**EXCERPTED RECORDS**

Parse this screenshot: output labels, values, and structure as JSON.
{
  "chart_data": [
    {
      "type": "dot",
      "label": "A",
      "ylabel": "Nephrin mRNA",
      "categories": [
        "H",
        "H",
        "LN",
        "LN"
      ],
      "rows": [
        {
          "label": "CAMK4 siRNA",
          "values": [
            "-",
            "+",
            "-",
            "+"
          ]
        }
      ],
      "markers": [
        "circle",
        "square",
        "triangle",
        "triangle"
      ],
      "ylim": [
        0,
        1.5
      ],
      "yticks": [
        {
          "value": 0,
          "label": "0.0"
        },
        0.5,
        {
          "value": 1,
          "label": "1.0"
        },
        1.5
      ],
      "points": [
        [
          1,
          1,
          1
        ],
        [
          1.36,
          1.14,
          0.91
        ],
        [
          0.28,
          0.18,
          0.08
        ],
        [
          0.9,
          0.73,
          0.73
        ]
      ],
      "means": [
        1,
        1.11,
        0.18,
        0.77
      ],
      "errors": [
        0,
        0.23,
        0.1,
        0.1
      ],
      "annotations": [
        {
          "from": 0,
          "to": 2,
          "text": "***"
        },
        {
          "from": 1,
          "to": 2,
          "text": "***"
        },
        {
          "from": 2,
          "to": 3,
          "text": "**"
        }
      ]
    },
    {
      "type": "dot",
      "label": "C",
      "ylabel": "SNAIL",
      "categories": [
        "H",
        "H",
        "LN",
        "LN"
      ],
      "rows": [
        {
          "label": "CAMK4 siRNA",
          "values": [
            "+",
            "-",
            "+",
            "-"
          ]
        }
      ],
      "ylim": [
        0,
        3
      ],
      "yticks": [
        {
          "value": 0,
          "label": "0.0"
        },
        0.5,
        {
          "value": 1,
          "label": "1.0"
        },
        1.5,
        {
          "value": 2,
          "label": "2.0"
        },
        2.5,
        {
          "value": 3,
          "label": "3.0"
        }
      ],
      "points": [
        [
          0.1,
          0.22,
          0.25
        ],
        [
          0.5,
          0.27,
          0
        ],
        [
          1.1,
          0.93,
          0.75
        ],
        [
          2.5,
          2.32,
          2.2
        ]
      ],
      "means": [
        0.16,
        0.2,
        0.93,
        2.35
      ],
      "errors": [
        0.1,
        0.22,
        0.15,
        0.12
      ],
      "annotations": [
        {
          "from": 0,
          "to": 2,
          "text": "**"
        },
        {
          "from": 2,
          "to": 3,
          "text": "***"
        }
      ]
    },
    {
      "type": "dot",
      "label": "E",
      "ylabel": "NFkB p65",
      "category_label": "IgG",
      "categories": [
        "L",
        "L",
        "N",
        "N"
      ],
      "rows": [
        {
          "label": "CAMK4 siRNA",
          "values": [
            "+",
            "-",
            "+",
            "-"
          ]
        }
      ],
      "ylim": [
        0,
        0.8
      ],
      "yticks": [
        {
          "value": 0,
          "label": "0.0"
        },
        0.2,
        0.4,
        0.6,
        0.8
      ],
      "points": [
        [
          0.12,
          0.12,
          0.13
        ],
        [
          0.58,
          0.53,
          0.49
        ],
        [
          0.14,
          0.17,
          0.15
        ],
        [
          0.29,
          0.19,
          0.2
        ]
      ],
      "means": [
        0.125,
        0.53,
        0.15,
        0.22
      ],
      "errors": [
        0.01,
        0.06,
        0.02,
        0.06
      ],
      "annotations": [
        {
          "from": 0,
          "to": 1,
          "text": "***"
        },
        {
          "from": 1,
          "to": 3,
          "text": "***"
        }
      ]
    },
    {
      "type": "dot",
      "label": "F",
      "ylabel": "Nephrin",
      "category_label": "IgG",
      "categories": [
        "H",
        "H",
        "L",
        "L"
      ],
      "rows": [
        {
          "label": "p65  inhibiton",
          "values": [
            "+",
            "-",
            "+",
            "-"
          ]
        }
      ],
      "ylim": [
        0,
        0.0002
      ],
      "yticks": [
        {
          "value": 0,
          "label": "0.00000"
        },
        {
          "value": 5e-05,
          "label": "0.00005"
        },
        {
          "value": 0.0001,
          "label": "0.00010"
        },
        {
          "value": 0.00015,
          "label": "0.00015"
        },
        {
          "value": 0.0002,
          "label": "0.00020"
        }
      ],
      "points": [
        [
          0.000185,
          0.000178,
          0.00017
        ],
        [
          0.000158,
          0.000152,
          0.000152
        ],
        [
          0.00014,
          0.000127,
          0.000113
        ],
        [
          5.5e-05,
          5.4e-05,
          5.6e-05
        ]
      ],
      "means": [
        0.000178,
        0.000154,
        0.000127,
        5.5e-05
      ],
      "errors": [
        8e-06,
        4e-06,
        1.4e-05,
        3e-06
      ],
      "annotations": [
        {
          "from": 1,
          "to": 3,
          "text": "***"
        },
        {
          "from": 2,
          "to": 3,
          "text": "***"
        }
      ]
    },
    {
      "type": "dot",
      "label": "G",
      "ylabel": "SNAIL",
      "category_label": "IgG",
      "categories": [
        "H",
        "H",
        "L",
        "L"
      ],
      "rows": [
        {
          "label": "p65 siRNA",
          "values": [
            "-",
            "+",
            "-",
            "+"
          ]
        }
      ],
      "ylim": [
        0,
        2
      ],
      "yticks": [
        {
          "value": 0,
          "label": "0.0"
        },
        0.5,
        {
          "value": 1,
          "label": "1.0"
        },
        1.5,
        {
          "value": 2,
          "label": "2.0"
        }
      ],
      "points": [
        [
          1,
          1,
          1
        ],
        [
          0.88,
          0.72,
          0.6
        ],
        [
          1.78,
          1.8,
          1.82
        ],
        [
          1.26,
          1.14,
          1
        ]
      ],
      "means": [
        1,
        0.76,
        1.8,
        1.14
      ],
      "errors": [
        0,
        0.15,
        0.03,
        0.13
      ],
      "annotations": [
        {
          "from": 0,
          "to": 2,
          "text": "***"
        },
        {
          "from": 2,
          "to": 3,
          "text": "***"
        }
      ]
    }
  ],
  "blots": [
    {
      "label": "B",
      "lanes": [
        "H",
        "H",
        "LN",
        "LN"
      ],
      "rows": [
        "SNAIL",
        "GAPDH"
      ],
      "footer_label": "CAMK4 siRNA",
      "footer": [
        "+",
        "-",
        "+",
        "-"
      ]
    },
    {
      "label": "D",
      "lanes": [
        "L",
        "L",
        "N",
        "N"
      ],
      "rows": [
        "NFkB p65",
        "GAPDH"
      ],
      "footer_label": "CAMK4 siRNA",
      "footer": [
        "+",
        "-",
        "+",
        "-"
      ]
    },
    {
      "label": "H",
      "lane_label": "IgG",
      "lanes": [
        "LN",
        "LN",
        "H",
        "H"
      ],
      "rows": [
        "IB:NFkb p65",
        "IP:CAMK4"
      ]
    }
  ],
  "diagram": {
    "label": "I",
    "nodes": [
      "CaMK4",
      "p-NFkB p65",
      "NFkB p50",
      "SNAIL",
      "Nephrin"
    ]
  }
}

**WORK INSTRUCTIONS**
All of the material above should be repeated exactly.

**THE ANSWER**
Parse this screenshot: output labels, values, and structure as JSON.
{
  "chart_data": [
    {
      "type": "dot",
      "label": "A",
      "ylabel": "Nephrin mRNA",
      "categories": [
        "H",
        "H",
        "LN",
        "LN"
      ],
      "rows": [
        {
          "label": "CAMK4 siRNA",
          "values": [
            "-",
            "+",
            "-",
            "+"
          ]
        }
      ],
      "markers": [
        "circle",
        "square",
        "triangle",
        "triangle"
      ],
      "ylim": [
        0,
        1.5
      ],
      "yticks": [
        {
          "value": 0,
          "label": "0.0"
        },
        0.5,
        {
          "value": 1,
          "label": "1.0"
        },
        1.5
      ],
      "points": [
        [
          1,
          1,
          1
        ],
        [
          1.36,
          1.14,
          0.91
        ],
        [
          0.28,
          0.18,
          0.08
        ],
        [
          0.9,
          0.73,
          0.73
        ]
      ],
      "means": [
        1,
        1.11,
        0.18,
        0.77
      ],
      "errors": [
        0,
        0.23,
        0.1,
        0.1
      ],
      "annotations": [
        {
          "from": 0,
          "to": 2,
          "text": "***"
        },
        {
          "from": 1,
          "to": 2,
          "text": "***"
        },
        {
          "from": 2,
          "to": 3,
          "text": "**"
        }
      ]
    },
    {
      "type": "dot",
      "label": "C",
      "ylabel": "SNAIL",
      "categories": [
        "H",
        "H",
        "LN",
        "LN"
      ],
      "rows": [
        {
          "label": "CAMK4 siRNA",
          "values": [
            "+",
            "-",
            "+",
            "-"
          ]
        }
      ],
      "ylim": [
        0,
        3
      ],
      "yticks": [
        {
          "value": 0,
          "label": "0.0"
        },
        0.5,
        {
          "value": 1,
          "label": "1.0"
        },
        1.5,
        {
          "value": 2,
          "label": "2.0"
        },
        2.5,
        {
          "value": 3,
          "label": "3.0"
        }
      ],
      "points": [
        [
          0.1,
          0.22,
          0.25
        ],
        [
          0.5,
          0.27,
          0
        ],
        [
          1.1,
          0.93,
          0.75
        ],
        [
          2.5,
          2.32,
          2.2
        ]
      ],
      "means": [
        0.16,
        0.2,
        0.93,
        2.35
      ],
      "errors": [
        0.1,
        0.22,
        0.15,
        0.12
      ],
      "annotations": [
        {
          "from": 0,
          "to": 2,
          "text": "**"
        },
        {
          "from": 2,
          "to": 3,
          "text": "***"
        }
      ]
    },
    {
      "type": "dot",
      "label": "E",
      "ylabel": "NFkB p65",
      "category_label": "IgG",
      "categories": [
        "L",
        "L",
        "N",
        "N"
      ],
      "rows": [
        {
          "label": "CAMK4 siRNA",
          "values": [
            "+",
            "-",
            "+",
            "-"
          ]
        }
      ],
      "ylim": [
        0,
        0.8
      ],
      "yticks": [
        {
          "value": 0,
          "label": "0.0"
        },
        0.2,
        0.4,
        0.6,
        0.8
      ],
      "points": [
        [
          0.12,
          0.12,
          0.13
        ],
        [
          0.58,
          0.53,
          0.49
        ],
        [
          0.14,
          0.17,
          0.15
        ],
        [
          0.29,
          0.19,
          0.2
        ]
      ],
      "means": [
        0.125,
        0.53,
        0.15,
        0.22
      ],
      "errors": [
        0.01,
        0.06,
        0.02,
        0.06
      ],
      "annotations": [
        {
          "from": 0,
          "to": 1,
          "text": "***"
        },
        {
          "from": 1,
          "to": 3,
          "text": "***"
        }
      ]
    },
    {
      "type": "dot",
      "label": "F",
      "ylabel": "Nephrin",
      "category_label": "IgG",
      "categories": [
        "H",
        "H",
        "L",
        "L"
      ],
      "rows": [
        {
          "label": "p65  inhibiton",
          "values": [
            "+",
            "-",
            "+",
            "-"
          ]
        }
      ],
      "ylim": [
        0,
        0.0002
      ],
      "yticks": [
        {
          "value": 0,
          "label": "0.00000"
        },
        {
          "value": 5e-05,
          "label": "0.00005"
        },
        {
          "value": 0.0001,
          "label": "0.00010"
        },
        {
          "value": 0.00015,
          "label": "0.00015"
        },
        {
          "value": 0.0002,
          "label": "0.00020"
        }
      ],
      "points": [
        [
          0.000185,
          0.000178,
          0.00017
        ],
        [
          0.000158,
          0.000152,
          0.000152
        ],
        [
          0.00014,
          0.000127,
          0.000113
        ],
        [
          5.5e-05,
          5.4e-05,
          5.6e-05
        ]
      ],
      "means": [
        0.000178,
        0.000154,
        0.000127,
        5.5e-05
      ],
      "errors": [
        8e-06,
        4e-06,
        1.4e-05,
        3e-06
      ],
      "annotations": [
        {
          "from": 1,
          "to": 3,
          "text": "***"
        },
        {
          "from": 2,
          "to": 3,
          "text": "***"
        }
      ]
    },
    {
      "type": "dot",
      "label": "G",
      "ylabel": "SNAIL",
      "category_label": "IgG",
      "categories": [
        "H",
        "H",
        "L",
        "L"
      ],
      "rows": [
        {
          "label": "p65 siRNA",
          "values": [
            "-",
            "+",
            "-",
            "+"
          ]
        }
      ],
      "ylim": [
        0,
        2
      ],
      "yticks": [
        {
          "value": 0,
          "label": "0.0"
        },
        0.5,
        {
          "value": 1,
          "label": "1.0"
        },
        1.5,
        {
          "value": 2,
          "label": "2.0"
        }
      ],
      "points": [
        [
          1,
          1,
          1
        ],
        [
          0.88,
          0.72,
          0.6
        ],
        [
          1.78,
          1.8,
          1.82
        ],
        [
          1.26,
          1.14,
          1
        ]
      ],
      "means": [
        1,
        0.76,
        1.8,
        1.14
      ],
      "errors": [
        0,
        0.15,
        0.03,
        0.13
      ],
      "annotations": [
        {
          "from": 0,
          "to": 2,
          "text": "***"
        },
        {
          "from": 2,
          "to": 3,
          "text": "***"
        }
      ]
    }
  ],
  "blots": [
    {
      "label": "B",
      "lanes": [
        "H",
        "H",
        "LN",
        "LN"
      ],
      "rows": [
        "SNAIL",
        "GAPDH"
      ],
      "footer_label": "CAMK4 siRNA",
      "footer": [
        "+",
        "-",
        "+",
        "-"
      ]
    },
    {
      "label": "D",
      "lanes": [
        "L",
        "L",
        "N",
        "N"
      ],
      "rows": [
        "NFkB p65",
        "GAPDH"
      ],
      "footer_label": "CAMK4 siRNA",
      "footer": [
        "+",
        "-",
        "+",
        "-"
      ]
    },
    {
      "label": "H",
      "lane_label": "IgG",
      "lanes": [
        "LN",
        "LN",
        "H",
        "H"
      ],
      "rows": [
        "IB:NFkb p65",
        "IP:CAMK4"
      ]
    }
  ],
  "diagram": {
    "label": "I",
    "nodes": [
      "CaMK4",
      "p-NFkB p65",
      "NFkB p50",
      "SNAIL",
      "Nephrin"
    ]
  }
}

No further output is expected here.